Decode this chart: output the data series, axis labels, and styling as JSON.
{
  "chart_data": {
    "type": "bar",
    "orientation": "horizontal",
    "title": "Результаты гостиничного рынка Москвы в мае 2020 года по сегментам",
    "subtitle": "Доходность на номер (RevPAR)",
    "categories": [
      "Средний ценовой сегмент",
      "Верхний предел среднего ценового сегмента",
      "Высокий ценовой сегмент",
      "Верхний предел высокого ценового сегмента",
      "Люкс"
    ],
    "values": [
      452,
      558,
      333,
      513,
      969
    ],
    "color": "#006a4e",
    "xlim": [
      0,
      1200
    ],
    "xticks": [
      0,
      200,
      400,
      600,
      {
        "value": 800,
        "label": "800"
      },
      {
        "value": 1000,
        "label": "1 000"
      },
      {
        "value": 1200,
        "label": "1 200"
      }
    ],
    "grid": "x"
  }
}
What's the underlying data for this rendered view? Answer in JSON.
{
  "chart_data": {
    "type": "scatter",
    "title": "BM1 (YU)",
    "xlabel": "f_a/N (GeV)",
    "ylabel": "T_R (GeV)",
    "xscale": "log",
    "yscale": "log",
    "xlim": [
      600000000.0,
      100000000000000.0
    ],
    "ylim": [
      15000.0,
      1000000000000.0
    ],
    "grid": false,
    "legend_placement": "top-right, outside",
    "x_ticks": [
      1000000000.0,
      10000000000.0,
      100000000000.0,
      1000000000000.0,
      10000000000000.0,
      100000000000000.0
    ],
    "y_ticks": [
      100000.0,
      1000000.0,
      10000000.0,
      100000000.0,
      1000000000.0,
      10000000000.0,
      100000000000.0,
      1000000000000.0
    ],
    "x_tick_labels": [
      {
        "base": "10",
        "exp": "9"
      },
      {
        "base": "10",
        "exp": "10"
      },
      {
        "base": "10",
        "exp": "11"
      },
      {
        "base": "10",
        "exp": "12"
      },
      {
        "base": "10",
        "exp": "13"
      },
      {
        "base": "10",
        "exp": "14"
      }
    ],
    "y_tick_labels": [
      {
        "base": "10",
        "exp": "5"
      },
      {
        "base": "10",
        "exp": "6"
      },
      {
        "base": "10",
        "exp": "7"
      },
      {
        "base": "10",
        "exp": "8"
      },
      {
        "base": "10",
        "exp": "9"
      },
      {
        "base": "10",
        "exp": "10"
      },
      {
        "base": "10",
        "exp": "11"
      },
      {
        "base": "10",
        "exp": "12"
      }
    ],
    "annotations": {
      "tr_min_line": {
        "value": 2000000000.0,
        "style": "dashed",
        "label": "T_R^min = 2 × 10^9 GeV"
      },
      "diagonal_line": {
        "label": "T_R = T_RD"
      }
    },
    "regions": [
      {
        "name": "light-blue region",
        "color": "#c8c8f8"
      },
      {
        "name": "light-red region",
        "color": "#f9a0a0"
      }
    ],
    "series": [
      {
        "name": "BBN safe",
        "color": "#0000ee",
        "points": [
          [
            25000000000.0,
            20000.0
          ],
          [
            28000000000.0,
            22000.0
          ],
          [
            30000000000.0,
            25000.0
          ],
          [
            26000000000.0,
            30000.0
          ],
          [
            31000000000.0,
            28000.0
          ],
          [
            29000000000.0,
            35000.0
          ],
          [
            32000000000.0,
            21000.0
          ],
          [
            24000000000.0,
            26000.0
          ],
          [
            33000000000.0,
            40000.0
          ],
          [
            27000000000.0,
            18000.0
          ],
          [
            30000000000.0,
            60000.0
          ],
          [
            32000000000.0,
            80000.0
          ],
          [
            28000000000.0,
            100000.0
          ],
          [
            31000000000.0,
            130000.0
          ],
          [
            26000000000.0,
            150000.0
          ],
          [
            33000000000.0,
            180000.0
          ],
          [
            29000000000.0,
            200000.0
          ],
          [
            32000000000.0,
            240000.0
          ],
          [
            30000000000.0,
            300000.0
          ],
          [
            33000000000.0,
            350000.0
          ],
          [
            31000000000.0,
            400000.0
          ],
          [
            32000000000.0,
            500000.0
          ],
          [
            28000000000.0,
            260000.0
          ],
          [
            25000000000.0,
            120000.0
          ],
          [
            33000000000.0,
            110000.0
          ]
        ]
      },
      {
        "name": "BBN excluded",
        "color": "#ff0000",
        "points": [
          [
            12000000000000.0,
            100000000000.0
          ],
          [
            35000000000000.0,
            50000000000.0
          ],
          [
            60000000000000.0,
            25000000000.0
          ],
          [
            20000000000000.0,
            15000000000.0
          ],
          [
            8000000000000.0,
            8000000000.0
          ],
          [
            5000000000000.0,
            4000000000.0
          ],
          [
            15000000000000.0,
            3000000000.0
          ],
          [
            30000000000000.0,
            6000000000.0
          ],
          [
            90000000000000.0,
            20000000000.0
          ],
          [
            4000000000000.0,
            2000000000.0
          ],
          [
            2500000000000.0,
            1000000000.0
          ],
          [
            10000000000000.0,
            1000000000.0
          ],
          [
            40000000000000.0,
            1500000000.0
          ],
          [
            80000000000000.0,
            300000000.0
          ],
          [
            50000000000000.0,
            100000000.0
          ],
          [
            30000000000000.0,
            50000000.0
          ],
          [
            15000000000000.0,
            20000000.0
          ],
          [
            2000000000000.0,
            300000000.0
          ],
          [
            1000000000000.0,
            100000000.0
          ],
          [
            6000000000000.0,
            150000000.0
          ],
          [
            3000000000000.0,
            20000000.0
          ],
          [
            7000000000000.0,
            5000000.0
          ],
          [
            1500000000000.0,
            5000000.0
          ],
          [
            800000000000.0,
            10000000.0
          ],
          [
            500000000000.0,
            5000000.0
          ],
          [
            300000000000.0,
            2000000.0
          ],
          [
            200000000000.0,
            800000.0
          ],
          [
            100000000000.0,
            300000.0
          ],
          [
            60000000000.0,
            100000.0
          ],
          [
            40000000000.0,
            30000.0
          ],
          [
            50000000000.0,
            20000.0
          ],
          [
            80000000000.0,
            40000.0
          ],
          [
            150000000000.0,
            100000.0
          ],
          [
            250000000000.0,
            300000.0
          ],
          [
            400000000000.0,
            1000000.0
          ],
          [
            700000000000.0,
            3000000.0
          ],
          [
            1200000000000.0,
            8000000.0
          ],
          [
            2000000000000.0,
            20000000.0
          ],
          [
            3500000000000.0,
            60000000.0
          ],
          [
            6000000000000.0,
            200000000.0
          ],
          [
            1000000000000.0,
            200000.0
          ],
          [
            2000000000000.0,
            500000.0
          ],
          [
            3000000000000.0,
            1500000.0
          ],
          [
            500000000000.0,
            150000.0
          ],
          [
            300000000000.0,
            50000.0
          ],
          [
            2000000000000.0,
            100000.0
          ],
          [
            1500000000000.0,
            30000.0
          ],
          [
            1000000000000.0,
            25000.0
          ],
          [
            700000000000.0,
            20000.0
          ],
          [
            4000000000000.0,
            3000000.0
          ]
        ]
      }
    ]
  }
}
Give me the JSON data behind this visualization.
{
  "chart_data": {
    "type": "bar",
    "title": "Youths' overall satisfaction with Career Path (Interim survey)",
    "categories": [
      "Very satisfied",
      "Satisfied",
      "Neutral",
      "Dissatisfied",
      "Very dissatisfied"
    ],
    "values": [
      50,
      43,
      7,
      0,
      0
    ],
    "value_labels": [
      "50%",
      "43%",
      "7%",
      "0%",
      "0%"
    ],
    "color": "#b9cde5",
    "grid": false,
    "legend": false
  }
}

Your instructions -> Copy out the full listing exactly.

Final result ->
Decode this chart: output the data series, axis labels, and styling as JSON.
{
  "chart_data": {
    "type": "bar",
    "orientation": "horizontal",
    "title": "Результаты гостиничного рынка Москвы в мае 2020 года по сегментам",
    "subtitle": "Доходность на номер (RevPAR)",
    "categories": [
      "Средний ценовой сегмент",
      "Верхний предел среднего ценового сегмента",
      "Высокий ценовой сегмент",
      "Верхний предел высокого ценового сегмента",
      "Люкс"
    ],
    "values": [
      452,
      558,
      333,
      513,
      969
    ],
    "color": "#006a4e",
    "xlim": [
      0,
      1200
    ],
    "xticks": [
      0,
      200,
      400,
      600,
      {
        "value": 800,
        "label": "800"
      },
      {
        "value": 1000,
        "label": "1 000"
      },
      {
        "value": 1200,
        "label": "1 200"
      }
    ],
    "grid": "x"
  }
}
What's the underlying data for this rendered view? Answer in JSON.
{
  "chart_data": {
    "type": "scatter",
    "title": "BM1 (YU)",
    "xlabel": "f_a/N (GeV)",
    "ylabel": "T_R (GeV)",
    "xscale": "log",
    "yscale": "log",
    "xlim": [
      600000000.0,
      100000000000000.0
    ],
    "ylim": [
      15000.0,
      1000000000000.0
    ],
    "grid": false,
    "legend_placement": "top-right, outside",
    "x_ticks": [
      1000000000.0,
      10000000000.0,
      100000000000.0,
      1000000000000.0,
      10000000000000.0,
      100000000000000.0
    ],
    "y_ticks": [
      100000.0,
      1000000.0,
      10000000.0,
      100000000.0,
      1000000000.0,
      10000000000.0,
      100000000000.0,
      1000000000000.0
    ],
    "x_tick_labels": [
      {
        "base": "10",
        "exp": "9"
      },
      {
        "base": "10",
        "exp": "10"
      },
      {
        "base": "10",
        "exp": "11"
      },
      {
        "base": "10",
        "exp": "12"
      },
      {
        "base": "10",
        "exp": "13"
      },
      {
        "base": "10",
        "exp": "14"
      }
    ],
    "y_tick_labels": [
      {
        "base": "10",
        "exp": "5"
      },
      {
        "base": "10",
        "exp": "6"
      },
      {
        "base": "10",
        "exp": "7"
      },
      {
        "base": "10",
        "exp": "8"
      },
      {
        "base": "10",
        "exp": "9"
      },
      {
        "base": "10",
        "exp": "10"
      },
      {
        "base": "10",
        "exp": "11"
      },
      {
        "base": "10",
        "exp": "12"
      }
    ],
    "annotations": {
      "tr_min_line": {
        "value": 2000000000.0,
        "style": "dashed",
        "label": "T_R^min = 2 × 10^9 GeV"
      },
      "diagonal_line": {
        "label": "T_R = T_RD"
      }
    },
    "regions": [
      {
        "name": "light-blue region",
        "color": "#c8c8f8"
      },
      {
        "name": "light-red region",
        "color": "#f9a0a0"
      }
    ],
    "series": [
      {
        "name": "BBN safe",
        "color": "#0000ee",
        "points": [
          [
            25000000000.0,
            20000.0
          ],
          [
            28000000000.0,
            22000.0
          ],
          [
            30000000000.0,
            25000.0
          ],
          [
            26000000000.0,
            30000.0
          ],
          [
            31000000000.0,
            28000.0
          ],
          [
            29000000000.0,
            35000.0
          ],
          [
            32000000000.0,
            21000.0
          ],
          [
            24000000000.0,
            26000.0
          ],
          [
            33000000000.0,
            40000.0
          ],
          [
            27000000000.0,
            18000.0
          ],
          [
            30000000000.0,
            60000.0
          ],
          [
            32000000000.0,
            80000.0
          ],
          [
            28000000000.0,
            100000.0
          ],
          [
            31000000000.0,
            130000.0
          ],
          [
            26000000000.0,
            150000.0
          ],
          [
            33000000000.0,
            180000.0
          ],
          [
            29000000000.0,
            200000.0
          ],
          [
            32000000000.0,
            240000.0
          ],
          [
            30000000000.0,
            300000.0
          ],
          [
            33000000000.0,
            350000.0
          ],
          [
            31000000000.0,
            400000.0
          ],
          [
            32000000000.0,
            500000.0
          ],
          [
            28000000000.0,
            260000.0
          ],
          [
            25000000000.0,
            120000.0
          ],
          [
            33000000000.0,
            110000.0
          ]
        ]
      },
      {
        "name": "BBN excluded",
        "color": "#ff0000",
        "points": [
          [
            12000000000000.0,
            100000000000.0
          ],
          [
            35000000000000.0,
            50000000000.0
          ],
          [
            60000000000000.0,
            25000000000.0
          ],
          [
            20000000000000.0,
            15000000000.0
          ],
          [
            8000000000000.0,
            8000000000.0
          ],
          [
            5000000000000.0,
            4000000000.0
          ],
          [
            15000000000000.0,
            3000000000.0
          ],
          [
            30000000000000.0,
            6000000000.0
          ],
          [
            90000000000000.0,
            20000000000.0
          ],
          [
            4000000000000.0,
            2000000000.0
          ],
          [
            2500000000000.0,
            1000000000.0
          ],
          [
            10000000000000.0,
            1000000000.0
          ],
          [
            40000000000000.0,
            1500000000.0
          ],
          [
            80000000000000.0,
            300000000.0
          ],
          [
            50000000000000.0,
            100000000.0
          ],
          [
            30000000000000.0,
            50000000.0
          ],
          [
            15000000000000.0,
            20000000.0
          ],
          [
            2000000000000.0,
            300000000.0
          ],
          [
            1000000000000.0,
            100000000.0
          ],
          [
            6000000000000.0,
            150000000.0
          ],
          [
            3000000000000.0,
            20000000.0
          ],
          [
            7000000000000.0,
            5000000.0
          ],
          [
            1500000000000.0,
            5000000.0
          ],
          [
            800000000000.0,
            10000000.0
          ],
          [
            500000000000.0,
            5000000.0
          ],
          [
            300000000000.0,
            2000000.0
          ],
          [
            200000000000.0,
            800000.0
          ],
          [
            100000000000.0,
            300000.0
          ],
          [
            60000000000.0,
            100000.0
          ],
          [
            40000000000.0,
            30000.0
          ],
          [
            50000000000.0,
            20000.0
          ],
          [
            80000000000.0,
            40000.0
          ],
          [
            150000000000.0,
            100000.0
          ],
          [
            250000000000.0,
            300000.0
          ],
          [
            400000000000.0,
            1000000.0
          ],
          [
            700000000000.0,
            3000000.0
          ],
          [
            1200000000000.0,
            8000000.0
          ],
          [
            2000000000000.0,
            20000000.0
          ],
          [
            3500000000000.0,
            60000000.0
          ],
          [
            6000000000000.0,
            200000000.0
          ],
          [
            1000000000000.0,
            200000.0
          ],
          [
            2000000000000.0,
            500000.0
          ],
          [
            3000000000000.0,
            1500000.0
          ],
          [
            500000000000.0,
            150000.0
          ],
          [
            300000000000.0,
            50000.0
          ],
          [
            2000000000000.0,
            100000.0
          ],
          [
            1500000000000.0,
            30000.0
          ],
          [
            1000000000000.0,
            25000.0
          ],
          [
            700000000000.0,
            20000.0
          ],
          [
            4000000000000.0,
            3000000.0
          ]
        ]
      }
    ]
  }
}
Give me the JSON data behind this visualization.
{
  "chart_data": {
    "type": "bar",
    "title": "Youths' overall satisfaction with Career Path (Interim survey)",
    "categories": [
      "Very satisfied",
      "Satisfied",
      "Neutral",
      "Dissatisfied",
      "Very dissatisfied"
    ],
    "values": [
      50,
      43,
      7,
      0,
      0
    ],
    "value_labels": [
      "50%",
      "43%",
      "7%",
      "0%",
      "0%"
    ],
    "color": "#b9cde5",
    "grid": false,
    "legend": false
  }
}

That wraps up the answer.